- Trecho
------------------------------------------------------------

Mães e pais sabem como é a expectativa para a chegada do primeiro filho. O medo, o receio, a ansiedade, a curiosidade para descobrir se é menino ou menina, os inúmeros preparativos, exames, enxoval e os (muitos) palpites alheios. Com a jornalista Mariana Baierle, 35 anos, e o bancário Rafael Martins dos Santos, 42 anos, o turbilhão de emoções veio somado à pandemia de coronavírus e a um elemento particular do casal: os dois têm retinose pigmentar, doença congênita degenerativa que causa deficiência visual e até cegueira total.
Mariana tem entre 5% e 10% de visão. Já Rafael enxerga de 15% a 20% com o olho direito e é cego do esquerdo. Ao contar animada sobre a gravidez, Mariana recebia perguntas como: "Teu marido enxerga?", "como vai ser quando a criança nascer?", "vocês vão ter alguém 24 horas ajudando?". Os questionamentos vinham de colegas de trabalho e da própria família. Será que eles seriam capazes de criar uma criança? Esta é uma dúvida que pode ser a de muitos pais, mas, no caso deles, sentiram que vinha com uma desconfiança maior.
Mariana e Rafael têm amigos com deficiência que são pais, mas sabem que, para muitos casais com deficiência, a falta de apoio é grande. O preconceito fez com que o direito de uma pessoa com deficiente à paternidade e à maternidade tivesse de ser garantido por lei no Brasil, com o Estatuto da Pessoa com Deficiência. Rafael chegou a acreditar que jamais seria pai.
— Eu pensava: "Não posso ser pai, imagina, é uma irresponsabilidade… Uma criança!". O que eu enxergava não era para mim, era para os outros. Então, com o tempo, comecei a conhecer pessoas com deficiência e a minha médica mesmo disse que eu é que era muito preconceituoso — confessa.
Para Mariana, ter uma deficiência foi mais uma barreira a ser ultrapassada. Com baixa visão desde que nasceu, a jornalista nunca se sujeitou aos diversos "nãos" que recebeu. Como ela mesma diz, sair na rua já é um desafio, mas não iria deixar de fazer nada.
Natália, a filha do casal, nasceu no dia 10 de junho deste ano. Hoje com seis meses e 100% de visão, ela parece já compreender o que é acessibilidade. A sinergia com os pais é tão grande que a bebê encontrou o próprio jeitinho para se comunicar com os dois.
— Ela chegou meio que entendendo os pais que tem. E aqueles medos todos, a gente se dá conta que é mais por ser o primeiro filho, e não uma questão de incapacidade. Nossa consultora de amamentação dizia: "Fiquem tranquilos, vocês tendo amor, vai dar tudo certo" — comenta Rafael.

------------------------------------------------------------

- Registros apresentados
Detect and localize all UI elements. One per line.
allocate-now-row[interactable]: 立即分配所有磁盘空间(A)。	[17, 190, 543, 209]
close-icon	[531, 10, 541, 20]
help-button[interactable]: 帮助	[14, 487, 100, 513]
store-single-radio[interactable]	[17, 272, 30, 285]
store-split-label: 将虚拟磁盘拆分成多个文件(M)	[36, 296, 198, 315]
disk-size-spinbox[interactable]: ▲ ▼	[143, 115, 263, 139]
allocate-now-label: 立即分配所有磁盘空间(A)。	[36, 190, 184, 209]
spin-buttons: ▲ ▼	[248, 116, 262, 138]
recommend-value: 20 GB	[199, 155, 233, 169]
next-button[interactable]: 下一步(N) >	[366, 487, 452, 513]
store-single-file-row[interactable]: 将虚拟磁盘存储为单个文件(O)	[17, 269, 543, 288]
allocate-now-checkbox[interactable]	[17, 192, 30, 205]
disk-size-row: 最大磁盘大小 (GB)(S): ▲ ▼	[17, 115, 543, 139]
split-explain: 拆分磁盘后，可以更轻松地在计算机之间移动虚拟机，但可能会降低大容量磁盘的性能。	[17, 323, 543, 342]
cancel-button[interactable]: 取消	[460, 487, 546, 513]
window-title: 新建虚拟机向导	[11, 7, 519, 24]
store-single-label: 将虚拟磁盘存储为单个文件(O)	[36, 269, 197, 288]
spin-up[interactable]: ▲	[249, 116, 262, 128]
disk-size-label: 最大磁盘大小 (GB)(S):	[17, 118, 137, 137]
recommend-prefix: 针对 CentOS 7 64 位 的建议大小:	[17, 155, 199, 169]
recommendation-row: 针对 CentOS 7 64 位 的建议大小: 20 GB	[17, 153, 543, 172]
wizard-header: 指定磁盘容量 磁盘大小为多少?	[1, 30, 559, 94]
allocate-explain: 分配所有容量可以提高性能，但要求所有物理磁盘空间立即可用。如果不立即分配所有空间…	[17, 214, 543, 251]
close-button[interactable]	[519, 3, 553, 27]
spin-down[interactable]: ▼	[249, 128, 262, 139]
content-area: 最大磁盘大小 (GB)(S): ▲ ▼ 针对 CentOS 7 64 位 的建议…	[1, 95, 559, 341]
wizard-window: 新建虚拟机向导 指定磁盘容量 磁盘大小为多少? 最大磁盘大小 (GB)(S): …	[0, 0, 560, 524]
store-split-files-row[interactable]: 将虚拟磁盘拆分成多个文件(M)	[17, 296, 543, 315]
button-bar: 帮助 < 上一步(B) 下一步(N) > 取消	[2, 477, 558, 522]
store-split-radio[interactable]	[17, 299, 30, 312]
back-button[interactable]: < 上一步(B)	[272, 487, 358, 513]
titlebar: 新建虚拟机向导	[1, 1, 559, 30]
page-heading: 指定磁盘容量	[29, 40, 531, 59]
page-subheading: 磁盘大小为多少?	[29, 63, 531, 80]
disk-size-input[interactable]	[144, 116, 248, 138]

------------------------------------------------------------

- Tarefas
a: No trecho sobre Mariana e Rafael, em que dia nasceu a filha do casal?
b: Dê sequência ao trecho sobre Mariana e Rafael a partir da última frase.
Os registros não são necessários aqui.

- Respostas
a: Natália nasceu no dia 10 de junho.

b:
—Todo mundo diz que os filhos se adaptam muito aos pais. A Natália é muito sonora. Parece que é instintivo dela, a gente brinca que parece que ela vai falar antes, porque sabe que não adianta ficar apontando — conta Mariana.
Mesmo durante a gravidez, o casal não deixou de viver as mesmas emoções da espera. Mariana lembra a primeira vez que ouviram o coração da pequena batendo durante uma ecografia.
— O áudio do coração era uma das coisas mais emocionantes para nós.
O exame, que é muito visual, foi adaptado para eles graças à sensibilidade da médica.
— A doutora Bianca Balestro congelava a tela no final, pegava a minha mão e mostrava: "Aqui está o olhinho, aqui está a boquinha". Ficava me mostrando para eu tentar entender. A imagem da ecografia já é algo difícil, então ela ia descrevendo e me contando — relembra Mariana.
Os dois foram registrando todos os momentos do processo, e isso foi uma das razões para que Mariana decidisse transformar as memórias em um livro. Ela sentia que faltava explorar mais o universo feminino e a maternidade nas publicações que participava sobre acessibilidade. Com o título Maternidade e Deficiência Visual: do Sonho ao Nascimento de Natália, o livro é um relato sincero da jornalista sobre o que passou da gravidez até os primeiros dias após o nascimento. Para conseguir o investimento para publicar, Mariana fez uma campanha de venda antecipada entre os amigos (os detalhes para ajudar estão no blog Três Gotinhas, no qual ela já publica suas reflexões sobre a deficiência).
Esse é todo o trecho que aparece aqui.